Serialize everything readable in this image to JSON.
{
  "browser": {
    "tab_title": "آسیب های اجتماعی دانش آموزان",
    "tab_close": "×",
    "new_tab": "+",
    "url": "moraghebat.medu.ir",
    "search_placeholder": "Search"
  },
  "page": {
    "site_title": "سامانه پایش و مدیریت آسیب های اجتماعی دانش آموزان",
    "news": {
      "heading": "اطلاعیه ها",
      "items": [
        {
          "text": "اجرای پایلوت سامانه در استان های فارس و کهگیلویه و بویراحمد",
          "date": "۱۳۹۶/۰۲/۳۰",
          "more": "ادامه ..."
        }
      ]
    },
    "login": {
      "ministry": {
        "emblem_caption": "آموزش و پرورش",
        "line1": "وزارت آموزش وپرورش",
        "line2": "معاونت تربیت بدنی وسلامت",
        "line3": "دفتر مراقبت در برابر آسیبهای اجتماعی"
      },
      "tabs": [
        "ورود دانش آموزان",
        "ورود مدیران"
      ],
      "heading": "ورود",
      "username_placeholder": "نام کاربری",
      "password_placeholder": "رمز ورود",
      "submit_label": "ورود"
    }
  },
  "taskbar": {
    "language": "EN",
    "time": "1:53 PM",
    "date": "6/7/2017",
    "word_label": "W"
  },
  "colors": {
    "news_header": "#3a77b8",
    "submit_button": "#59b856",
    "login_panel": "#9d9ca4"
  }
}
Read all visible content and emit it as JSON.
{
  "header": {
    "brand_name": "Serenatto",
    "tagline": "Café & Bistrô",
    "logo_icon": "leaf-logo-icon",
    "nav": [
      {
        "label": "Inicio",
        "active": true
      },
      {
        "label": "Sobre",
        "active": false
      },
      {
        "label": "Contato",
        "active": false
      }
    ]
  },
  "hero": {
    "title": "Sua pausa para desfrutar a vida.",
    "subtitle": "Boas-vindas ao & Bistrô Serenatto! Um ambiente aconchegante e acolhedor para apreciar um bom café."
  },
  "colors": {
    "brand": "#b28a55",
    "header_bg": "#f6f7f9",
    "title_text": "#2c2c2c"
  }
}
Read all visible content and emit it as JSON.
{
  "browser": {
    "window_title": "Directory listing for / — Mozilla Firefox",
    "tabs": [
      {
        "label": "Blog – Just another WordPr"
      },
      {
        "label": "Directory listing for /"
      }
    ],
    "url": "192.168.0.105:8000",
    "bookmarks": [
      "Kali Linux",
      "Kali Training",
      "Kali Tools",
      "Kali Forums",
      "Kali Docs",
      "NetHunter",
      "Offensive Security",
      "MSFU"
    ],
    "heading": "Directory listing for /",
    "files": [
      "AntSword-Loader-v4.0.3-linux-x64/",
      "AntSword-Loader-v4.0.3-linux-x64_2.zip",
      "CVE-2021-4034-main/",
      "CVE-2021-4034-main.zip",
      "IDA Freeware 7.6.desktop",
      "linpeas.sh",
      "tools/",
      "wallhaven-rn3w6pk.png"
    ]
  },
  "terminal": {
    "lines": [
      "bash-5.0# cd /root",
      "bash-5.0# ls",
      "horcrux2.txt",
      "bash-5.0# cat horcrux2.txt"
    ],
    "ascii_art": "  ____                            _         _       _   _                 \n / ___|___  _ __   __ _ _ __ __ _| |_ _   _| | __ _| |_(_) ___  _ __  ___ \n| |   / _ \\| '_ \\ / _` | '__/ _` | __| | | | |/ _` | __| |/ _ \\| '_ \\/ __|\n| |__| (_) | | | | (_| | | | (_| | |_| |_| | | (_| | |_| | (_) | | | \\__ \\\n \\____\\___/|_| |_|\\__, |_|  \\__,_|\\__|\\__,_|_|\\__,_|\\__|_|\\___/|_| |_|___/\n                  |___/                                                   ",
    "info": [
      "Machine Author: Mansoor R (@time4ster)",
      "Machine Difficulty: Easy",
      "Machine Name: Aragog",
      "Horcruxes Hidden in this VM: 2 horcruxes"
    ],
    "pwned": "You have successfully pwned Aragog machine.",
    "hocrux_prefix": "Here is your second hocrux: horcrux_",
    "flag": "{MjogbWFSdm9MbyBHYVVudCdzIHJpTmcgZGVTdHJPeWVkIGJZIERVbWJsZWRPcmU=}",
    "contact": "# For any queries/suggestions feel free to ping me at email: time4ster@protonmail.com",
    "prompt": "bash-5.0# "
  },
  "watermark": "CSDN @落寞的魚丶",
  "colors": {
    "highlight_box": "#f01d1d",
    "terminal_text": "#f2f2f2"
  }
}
===============
▶ **Set exercise**
Copy every line verbatim.

▶ **Final result**
Serialize everything readable in this image to JSON.
{
  "browser": {
    "tab_title": "آسیب های اجتماعی دانش آموزان",
    "tab_close": "×",
    "new_tab": "+",
    "url": "moraghebat.medu.ir",
    "search_placeholder": "Search"
  },
  "page": {
    "site_title": "سامانه پایش و مدیریت آسیب های اجتماعی دانش آموزان",
    "news": {
      "heading": "اطلاعیه ها",
      "items": [
        {
          "text": "اجرای پایلوت سامانه در استان های فارس و کهگیلویه و بویراحمد",
          "date": "۱۳۹۶/۰۲/۳۰",
          "more": "ادامه ..."
        }
      ]
    },
    "login": {
      "ministry": {
        "emblem_caption": "آموزش و پرورش",
        "line1": "وزارت آموزش وپرورش",
        "line2": "معاونت تربیت بدنی وسلامت",
        "line3": "دفتر مراقبت در برابر آسیبهای اجتماعی"
      },
      "tabs": [
        "ورود دانش آموزان",
        "ورود مدیران"
      ],
      "heading": "ورود",
      "username_placeholder": "نام کاربری",
      "password_placeholder": "رمز ورود",
      "submit_label": "ورود"
    }
  },
  "taskbar": {
    "language": "EN",
    "time": "1:53 PM",
    "date": "6/7/2017",
    "word_label": "W"
  },
  "colors": {
    "news_header": "#3a77b8",
    "submit_button": "#59b856",
    "login_panel": "#9d9ca4"
  }
}
Read all visible content and emit it as JSON.
{
  "header": {
    "brand_name": "Serenatto",
    "tagline": "Café & Bistrô",
    "logo_icon": "leaf-logo-icon",
    "nav": [
      {
        "label": "Inicio",
        "active": true
      },
      {
        "label": "Sobre",
        "active": false
      },
      {
        "label": "Contato",
        "active": false
      }
    ]
  },
  "hero": {
    "title": "Sua pausa para desfrutar a vida.",
    "subtitle": "Boas-vindas ao & Bistrô Serenatto! Um ambiente aconchegante e acolhedor para apreciar um bom café."
  },
  "colors": {
    "brand": "#b28a55",
    "header_bg": "#f6f7f9",
    "title_text": "#2c2c2c"
  }
}
Read all visible content and emit it as JSON.
{
  "browser": {
    "window_title": "Directory listing for / — Mozilla Firefox",
    "tabs": [
      {
        "label": "Blog – Just another WordPr"
      },
      {
        "label": "Directory listing for /"
      }
    ],
    "url": "192.168.0.105:8000",
    "bookmarks": [
      "Kali Linux",
      "Kali Training",
      "Kali Tools",
      "Kali Forums",
      "Kali Docs",
      "NetHunter",
      "Offensive Security",
      "MSFU"
    ],
    "heading": "Directory listing for /",
    "files": [
      "AntSword-Loader-v4.0.3-linux-x64/",
      "AntSword-Loader-v4.0.3-linux-x64_2.zip",
      "CVE-2021-4034-main/",
      "CVE-2021-4034-main.zip",
      "IDA Freeware 7.6.desktop",
      "linpeas.sh",
      "tools/",
      "wallhaven-rn3w6pk.png"
    ]
  },
  "terminal": {
    "lines": [
      "bash-5.0# cd /root",
      "bash-5.0# ls",
      "horcrux2.txt",
      "bash-5.0# cat horcrux2.txt"
    ],
    "ascii_art": "  ____                            _         _       _   _                 \n / ___|___  _ __   __ _ _ __ __ _| |_ _   _| | __ _| |_(_) ___  _ __  ___ \n| |   / _ \\| '_ \\ / _` | '__/ _` | __| | | | |/ _` | __| |/ _ \\| '_ \\/ __|\n| |__| (_) | | | | (_| | | | (_| | |_| |_| | | (_| | |_| | (_) | | | \\__ \\\n \\____\\___/|_| |_|\\__, |_|  \\__,_|\\__|\\__,_|_|\\__,_|\\__|_|\\___/|_| |_|___/\n                  |___/                                                   ",
    "info": [
      "Machine Author: Mansoor R (@time4ster)",
      "Machine Difficulty: Easy",
      "Machine Name: Aragog",
      "Horcruxes Hidden in this VM: 2 horcruxes"
    ],
    "pwned": "You have successfully pwned Aragog machine.",
    "hocrux_prefix": "Here is your second hocrux: horcrux_",
    "flag": "{MjogbWFSdm9MbyBHYVVudCdzIHJpTmcgZGVTdHJPeWVkIGJZIERVbWJsZWRPcmU=}",
    "contact": "# For any queries/suggestions feel free to ping me at email: time4ster@protonmail.com",
    "prompt": "bash-5.0# "
  },
  "watermark": "CSDN @落寞的魚丶",
  "colors": {
    "highlight_box": "#f01d1d",
    "terminal_text": "#f2f2f2"
  }
}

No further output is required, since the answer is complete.